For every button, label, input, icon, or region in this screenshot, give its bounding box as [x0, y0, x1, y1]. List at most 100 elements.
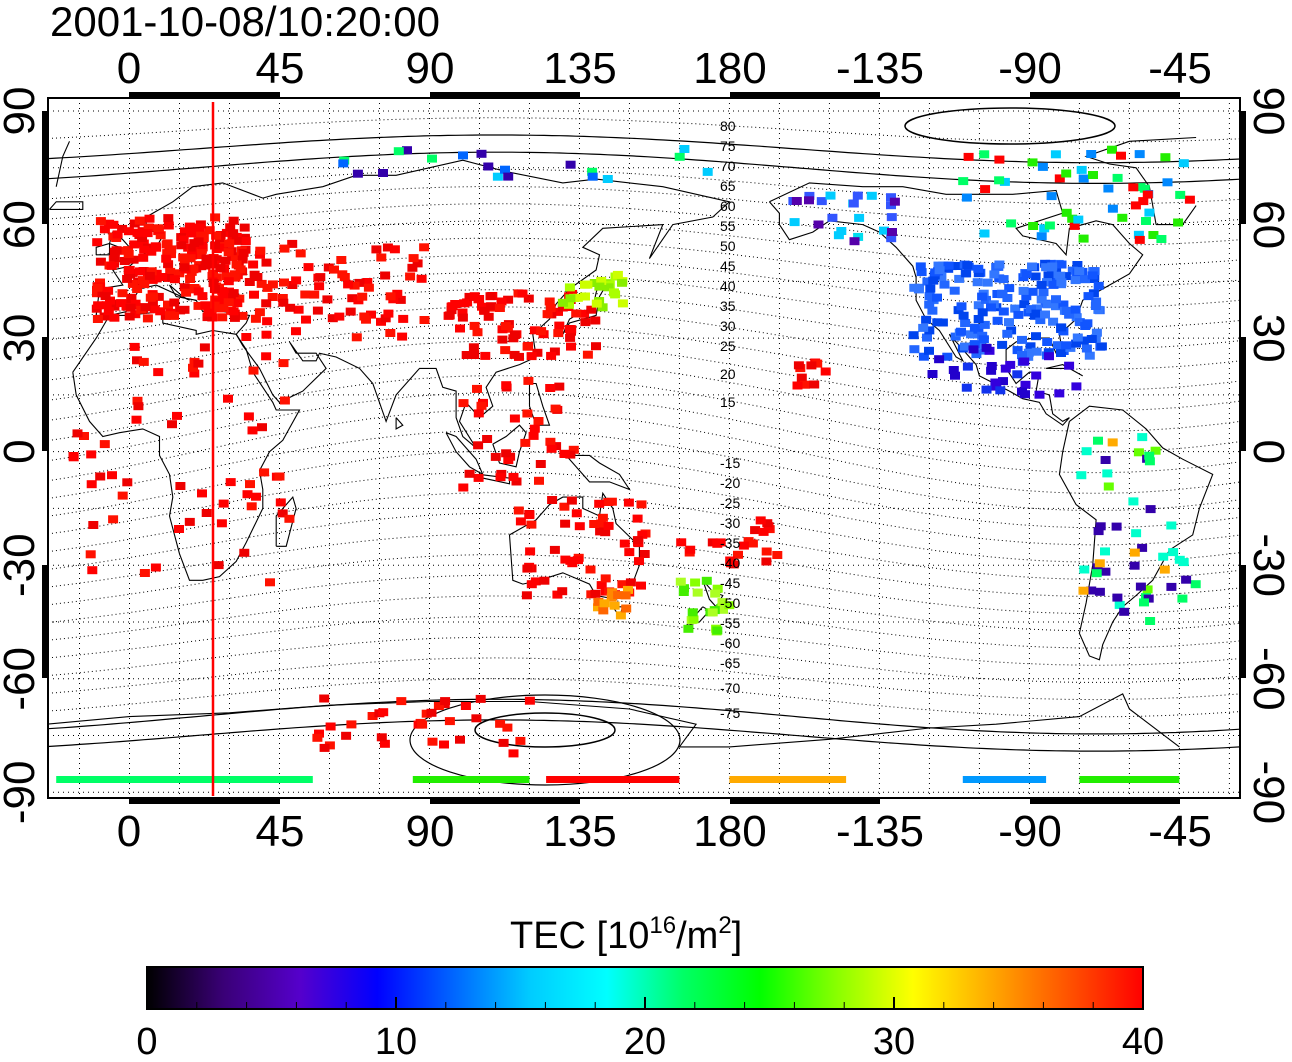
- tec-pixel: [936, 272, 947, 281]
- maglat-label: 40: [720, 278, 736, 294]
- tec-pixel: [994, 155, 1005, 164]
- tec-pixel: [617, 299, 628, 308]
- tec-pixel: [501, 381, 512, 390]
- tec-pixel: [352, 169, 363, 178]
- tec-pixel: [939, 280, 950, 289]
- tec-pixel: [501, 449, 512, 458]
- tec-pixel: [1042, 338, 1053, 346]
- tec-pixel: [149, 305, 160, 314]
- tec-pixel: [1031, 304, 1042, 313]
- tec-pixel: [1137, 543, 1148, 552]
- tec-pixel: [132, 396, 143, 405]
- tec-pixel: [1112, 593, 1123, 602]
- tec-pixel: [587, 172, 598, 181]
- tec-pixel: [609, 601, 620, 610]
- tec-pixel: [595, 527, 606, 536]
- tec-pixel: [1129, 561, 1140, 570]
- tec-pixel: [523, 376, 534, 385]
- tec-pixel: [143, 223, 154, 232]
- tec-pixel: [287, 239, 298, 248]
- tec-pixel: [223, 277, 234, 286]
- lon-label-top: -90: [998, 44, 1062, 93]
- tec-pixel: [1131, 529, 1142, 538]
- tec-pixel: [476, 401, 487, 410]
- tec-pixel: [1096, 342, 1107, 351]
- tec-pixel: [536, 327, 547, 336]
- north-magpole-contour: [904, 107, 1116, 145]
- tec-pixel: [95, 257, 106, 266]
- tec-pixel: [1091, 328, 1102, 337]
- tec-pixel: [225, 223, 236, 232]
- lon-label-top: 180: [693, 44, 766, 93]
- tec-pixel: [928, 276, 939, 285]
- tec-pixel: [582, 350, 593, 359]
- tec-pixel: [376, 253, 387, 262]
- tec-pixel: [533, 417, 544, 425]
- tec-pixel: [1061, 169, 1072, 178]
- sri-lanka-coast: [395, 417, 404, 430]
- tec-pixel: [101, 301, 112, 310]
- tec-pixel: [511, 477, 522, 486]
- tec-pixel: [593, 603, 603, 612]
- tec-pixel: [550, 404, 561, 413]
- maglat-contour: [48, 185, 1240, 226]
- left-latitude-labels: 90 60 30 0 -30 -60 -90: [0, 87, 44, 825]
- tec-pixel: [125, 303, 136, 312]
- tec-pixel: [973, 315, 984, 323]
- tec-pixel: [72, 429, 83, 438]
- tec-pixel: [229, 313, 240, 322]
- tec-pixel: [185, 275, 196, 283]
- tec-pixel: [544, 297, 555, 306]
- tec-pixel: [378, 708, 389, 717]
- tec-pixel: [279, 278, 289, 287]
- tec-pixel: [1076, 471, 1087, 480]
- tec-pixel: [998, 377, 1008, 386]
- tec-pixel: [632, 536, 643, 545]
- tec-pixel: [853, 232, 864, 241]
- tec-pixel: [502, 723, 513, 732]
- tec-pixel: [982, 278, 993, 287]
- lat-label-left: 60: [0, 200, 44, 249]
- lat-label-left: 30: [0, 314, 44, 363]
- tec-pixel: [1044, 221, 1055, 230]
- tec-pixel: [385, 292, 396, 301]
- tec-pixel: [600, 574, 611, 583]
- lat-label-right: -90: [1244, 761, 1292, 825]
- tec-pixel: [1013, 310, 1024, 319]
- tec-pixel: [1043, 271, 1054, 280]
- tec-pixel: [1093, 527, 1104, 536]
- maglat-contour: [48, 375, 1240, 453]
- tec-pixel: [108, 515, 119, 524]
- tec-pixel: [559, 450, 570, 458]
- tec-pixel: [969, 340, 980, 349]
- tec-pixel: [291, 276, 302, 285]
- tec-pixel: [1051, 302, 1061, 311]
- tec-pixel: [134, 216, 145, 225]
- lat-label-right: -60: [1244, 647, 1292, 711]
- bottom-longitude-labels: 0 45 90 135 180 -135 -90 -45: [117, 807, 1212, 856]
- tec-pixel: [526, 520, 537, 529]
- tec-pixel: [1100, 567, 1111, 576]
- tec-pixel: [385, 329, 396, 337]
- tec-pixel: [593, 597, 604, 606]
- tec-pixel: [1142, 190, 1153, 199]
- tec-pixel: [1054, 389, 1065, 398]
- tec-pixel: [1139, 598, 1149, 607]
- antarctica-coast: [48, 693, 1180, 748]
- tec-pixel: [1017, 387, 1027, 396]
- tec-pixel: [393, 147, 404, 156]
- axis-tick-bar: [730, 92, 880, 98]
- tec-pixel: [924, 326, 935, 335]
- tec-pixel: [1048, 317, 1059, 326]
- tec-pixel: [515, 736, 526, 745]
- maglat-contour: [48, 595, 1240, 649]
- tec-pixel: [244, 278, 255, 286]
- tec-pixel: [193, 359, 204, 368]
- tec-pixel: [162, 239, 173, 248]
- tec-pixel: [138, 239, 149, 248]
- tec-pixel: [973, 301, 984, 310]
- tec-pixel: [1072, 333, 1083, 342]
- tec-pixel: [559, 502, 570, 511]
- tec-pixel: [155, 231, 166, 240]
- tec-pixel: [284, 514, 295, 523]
..............................
The request: Rewrite the items from the line with "- tec-pixel: [936, 272, 947, 281]" to the line with "- tec-pixel: [229, 313, 240, 322]", swapping every "maglat-label" for "magnetic-latitude-label" and keeping everything else the same.

Output of the exercise:
- tec-pixel: [936, 272, 947, 281]
- magnetic-latitude-label: 40: [720, 278, 736, 294]
- tec-pixel: [994, 155, 1005, 164]
- tec-pixel: [617, 299, 628, 308]
- tec-pixel: [501, 381, 512, 390]
- tec-pixel: [352, 169, 363, 178]
- tec-pixel: [939, 280, 950, 289]
- tec-pixel: [501, 449, 512, 458]
- tec-pixel: [1042, 338, 1053, 346]
- tec-pixel: [149, 305, 160, 314]
- tec-pixel: [1031, 304, 1042, 313]
- tec-pixel: [1137, 543, 1148, 552]
- tec-pixel: [132, 396, 143, 405]
- tec-pixel: [1112, 593, 1123, 602]
- tec-pixel: [587, 172, 598, 181]
- tec-pixel: [609, 601, 620, 610]
- tec-pixel: [595, 527, 606, 536]
- tec-pixel: [1129, 561, 1140, 570]
- tec-pixel: [523, 376, 534, 385]
- tec-pixel: [143, 223, 154, 232]
- tec-pixel: [287, 239, 298, 248]
- tec-pixel: [223, 277, 234, 286]
- lon-label-top: -90: [998, 44, 1062, 93]
- tec-pixel: [1131, 529, 1142, 538]
- tec-pixel: [476, 401, 487, 410]
- tec-pixel: [1096, 342, 1107, 351]
- tec-pixel: [536, 327, 547, 336]
- north-magpole-contour: [904, 107, 1116, 145]
- tec-pixel: [95, 257, 106, 266]
- tec-pixel: [1091, 328, 1102, 337]
- tec-pixel: [225, 223, 236, 232]
- lon-label-top: 180: [693, 44, 766, 93]
- tec-pixel: [928, 276, 939, 285]
- tec-pixel: [582, 350, 593, 359]
- tec-pixel: [376, 253, 387, 262]
- tec-pixel: [533, 417, 544, 425]
- tec-pixel: [1061, 169, 1072, 178]
- sri-lanka-coast: [395, 417, 404, 430]
- tec-pixel: [101, 301, 112, 310]
- tec-pixel: [511, 477, 522, 486]
- tec-pixel: [593, 603, 603, 612]
- tec-pixel: [550, 404, 561, 413]
- maglat-contour: [48, 185, 1240, 226]
- left-latitude-labels: 90 60 30 0 -30 -60 -90: [0, 87, 44, 825]
- tec-pixel: [125, 303, 136, 312]
- tec-pixel: [973, 315, 984, 323]
- tec-pixel: [72, 429, 83, 438]
- tec-pixel: [229, 313, 240, 322]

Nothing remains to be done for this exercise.